# [TO DO]
Please print the full listing exactly.

════════════════

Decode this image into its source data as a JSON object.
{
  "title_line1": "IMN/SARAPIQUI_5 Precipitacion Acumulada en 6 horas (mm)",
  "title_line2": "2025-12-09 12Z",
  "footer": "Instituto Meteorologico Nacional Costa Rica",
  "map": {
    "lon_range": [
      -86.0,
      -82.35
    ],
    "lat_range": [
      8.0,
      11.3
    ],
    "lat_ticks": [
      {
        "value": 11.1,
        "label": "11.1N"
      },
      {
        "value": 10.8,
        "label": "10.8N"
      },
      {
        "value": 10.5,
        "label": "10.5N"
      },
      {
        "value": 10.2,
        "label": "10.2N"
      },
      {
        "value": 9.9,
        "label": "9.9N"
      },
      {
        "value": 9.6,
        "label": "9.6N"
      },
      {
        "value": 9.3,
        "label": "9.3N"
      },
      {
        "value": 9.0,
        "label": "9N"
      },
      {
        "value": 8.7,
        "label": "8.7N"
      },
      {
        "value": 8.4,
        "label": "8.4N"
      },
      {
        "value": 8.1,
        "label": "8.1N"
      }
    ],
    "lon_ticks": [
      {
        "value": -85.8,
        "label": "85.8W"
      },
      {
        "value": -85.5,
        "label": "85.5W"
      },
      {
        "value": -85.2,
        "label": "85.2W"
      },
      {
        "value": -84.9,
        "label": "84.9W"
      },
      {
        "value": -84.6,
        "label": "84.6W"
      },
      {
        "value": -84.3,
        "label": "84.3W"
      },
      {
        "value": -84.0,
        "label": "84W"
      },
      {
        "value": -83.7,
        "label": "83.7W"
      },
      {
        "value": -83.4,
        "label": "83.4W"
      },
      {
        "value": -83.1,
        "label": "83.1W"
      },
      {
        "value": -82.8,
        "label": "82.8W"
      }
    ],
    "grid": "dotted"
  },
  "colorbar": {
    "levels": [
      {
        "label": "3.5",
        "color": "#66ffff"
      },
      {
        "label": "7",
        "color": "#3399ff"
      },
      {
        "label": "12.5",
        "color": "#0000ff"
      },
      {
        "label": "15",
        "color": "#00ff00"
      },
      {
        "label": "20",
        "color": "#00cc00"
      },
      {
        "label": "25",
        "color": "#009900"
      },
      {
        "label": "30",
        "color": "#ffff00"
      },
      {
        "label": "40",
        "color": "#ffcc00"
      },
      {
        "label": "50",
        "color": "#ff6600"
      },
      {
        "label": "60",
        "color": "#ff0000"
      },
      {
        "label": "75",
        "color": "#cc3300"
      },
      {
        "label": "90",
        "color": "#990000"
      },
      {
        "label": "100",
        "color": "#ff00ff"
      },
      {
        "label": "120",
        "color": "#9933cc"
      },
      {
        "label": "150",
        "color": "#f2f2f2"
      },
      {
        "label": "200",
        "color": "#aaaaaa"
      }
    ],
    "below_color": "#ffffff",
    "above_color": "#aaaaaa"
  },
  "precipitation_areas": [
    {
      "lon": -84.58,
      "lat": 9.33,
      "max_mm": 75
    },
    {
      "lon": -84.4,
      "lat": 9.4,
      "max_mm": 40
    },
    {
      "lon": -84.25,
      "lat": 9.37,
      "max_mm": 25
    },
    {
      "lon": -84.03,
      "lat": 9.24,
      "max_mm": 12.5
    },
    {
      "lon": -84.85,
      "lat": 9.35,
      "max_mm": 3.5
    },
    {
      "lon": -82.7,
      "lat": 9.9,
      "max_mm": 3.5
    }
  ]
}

════════════════

# [EXERCISE OUTPUT]
Decode this image into its source data as a JSON object.
{
  "title_line1": "IMN/SARAPIQUI_5 Precipitacion Acumulada en 6 horas (mm)",
  "title_line2": "2025-12-09 12Z",
  "footer": "Instituto Meteorologico Nacional Costa Rica",
  "map": {
    "lon_range": [
      -86.0,
      -82.35
    ],
    "lat_range": [
      8.0,
      11.3
    ],
    "lat_ticks": [
      {
        "value": 11.1,
        "label": "11.1N"
      },
      {
        "value": 10.8,
        "label": "10.8N"
      },
      {
        "value": 10.5,
        "label": "10.5N"
      },
      {
        "value": 10.2,
        "label": "10.2N"
      },
      {
        "value": 9.9,
        "label": "9.9N"
      },
      {
        "value": 9.6,
        "label": "9.6N"
      },
      {
        "value": 9.3,
        "label": "9.3N"
      },
      {
        "value": 9.0,
        "label": "9N"
      },
      {
        "value": 8.7,
        "label": "8.7N"
      },
      {
        "value": 8.4,
        "label": "8.4N"
      },
      {
        "value": 8.1,
        "label": "8.1N"
      }
    ],
    "lon_ticks": [
      {
        "value": -85.8,
        "label": "85.8W"
      },
      {
        "value": -85.5,
        "label": "85.5W"
      },
      {
        "value": -85.2,
        "label": "85.2W"
      },
      {
        "value": -84.9,
        "label": "84.9W"
      },
      {
        "value": -84.6,
        "label": "84.6W"
      },
      {
        "value": -84.3,
        "label": "84.3W"
      },
      {
        "value": -84.0,
        "label": "84W"
      },
      {
        "value": -83.7,
        "label": "83.7W"
      },
      {
        "value": -83.4,
        "label": "83.4W"
      },
      {
        "value": -83.1,
        "label": "83.1W"
      },
      {
        "value": -82.8,
        "label": "82.8W"
      }
    ],
    "grid": "dotted"
  },
  "colorbar": {
    "levels": [
      {
        "label": "3.5",
        "color": "#66ffff"
      },
      {
        "label": "7",
        "color": "#3399ff"
      },
      {
        "label": "12.5",
        "color": "#0000ff"
      },
      {
        "label": "15",
        "color": "#00ff00"
      },
      {
        "label": "20",
        "color": "#00cc00"
      },
      {
        "label": "25",
        "color": "#009900"
      },
      {
        "label": "30",
        "color": "#ffff00"
      },
      {
        "label": "40",
        "color": "#ffcc00"
      },
      {
        "label": "50",
        "color": "#ff6600"
      },
      {
        "label": "60",
        "color": "#ff0000"
      },
      {
        "label": "75",
        "color": "#cc3300"
      },
      {
        "label": "90",
        "color": "#990000"
      },
      {
        "label": "100",
        "color": "#ff00ff"
      },
      {
        "label": "120",
        "color": "#9933cc"
      },
      {
        "label": "150",
        "color": "#f2f2f2"
      },
      {
        "label": "200",
        "color": "#aaaaaa"
      }
    ],
    "below_color": "#ffffff",
    "above_color": "#aaaaaa"
  },
  "precipitation_areas": [
    {
      "lon": -84.58,
      "lat": 9.33,
      "max_mm": 75
    },
    {
      "lon": -84.4,
      "lat": 9.4,
      "max_mm": 40
    },
    {
      "lon": -84.25,
      "lat": 9.37,
      "max_mm": 25
    },
    {
      "lon": -84.03,
      "lat": 9.24,
      "max_mm": 12.5
    },
    {
      "lon": -84.85,
      "lat": 9.35,
      "max_mm": 3.5
    },
    {
      "lon": -82.7,
      "lat": 9.9,
      "max_mm": 3.5
    }
  ]
}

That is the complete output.